# Data to use:
★ ★ ★

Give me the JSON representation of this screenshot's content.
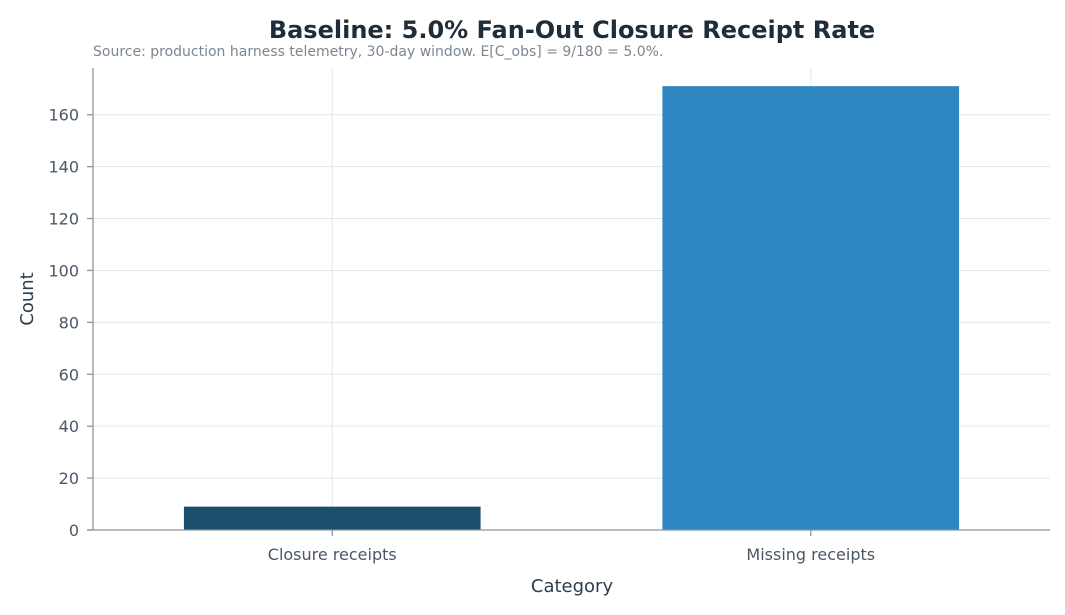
{
  "chart_data": {
    "type": "bar",
    "title": "Baseline: 5.0% Fan-Out Closure Receipt Rate",
    "subtitle": "Source: production harness telemetry, 30-day window. E[C_obs] = 9/180 = 5.0%.",
    "xlabel": "Category",
    "ylabel": "Count",
    "categories": [
      "Closure receipts",
      "Missing receipts"
    ],
    "values": [
      9,
      171
    ],
    "ylim": [
      0,
      178
    ],
    "yticks": [
      0,
      20,
      40,
      60,
      80,
      100,
      120,
      140,
      160
    ],
    "grid": true,
    "colors": [
      "#1c4e6e",
      "#2e86c1"
    ]
  }
}
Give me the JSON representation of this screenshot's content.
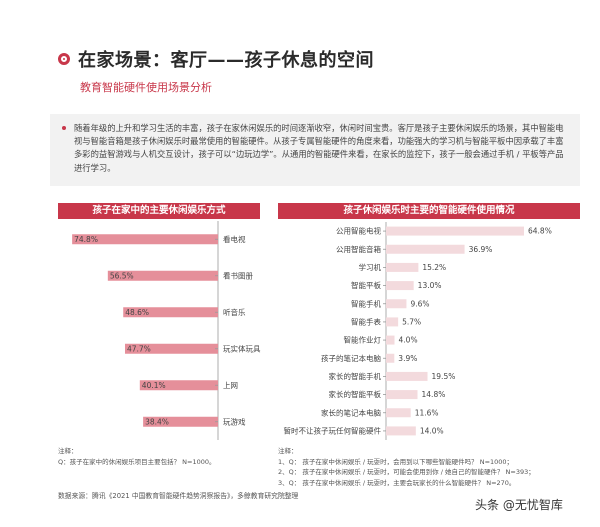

★ ★ ★

# Direction:
Reproduce the full listing above verbatim, with no pictures included.

# Answer to this exercise:
Give me the JSON representation of this screenshot's content.
{
  "chart_data": {
    "type": "bar",
    "title": "Baseline: 5.0% Fan-Out Closure Receipt Rate",
    "subtitle": "Source: production harness telemetry, 30-day window. E[C_obs] = 9/180 = 5.0%.",
    "xlabel": "Category",
    "ylabel": "Count",
    "categories": [
      "Closure receipts",
      "Missing receipts"
    ],
    "values": [
      9,
      171
    ],
    "ylim": [
      0,
      178
    ],
    "yticks": [
      0,
      20,
      40,
      60,
      80,
      100,
      120,
      140,
      160
    ],
    "grid": true,
    "colors": [
      "#1c4e6e",
      "#2e86c1"
    ]
  }
}
Give me the JSON representation of this screenshot's content.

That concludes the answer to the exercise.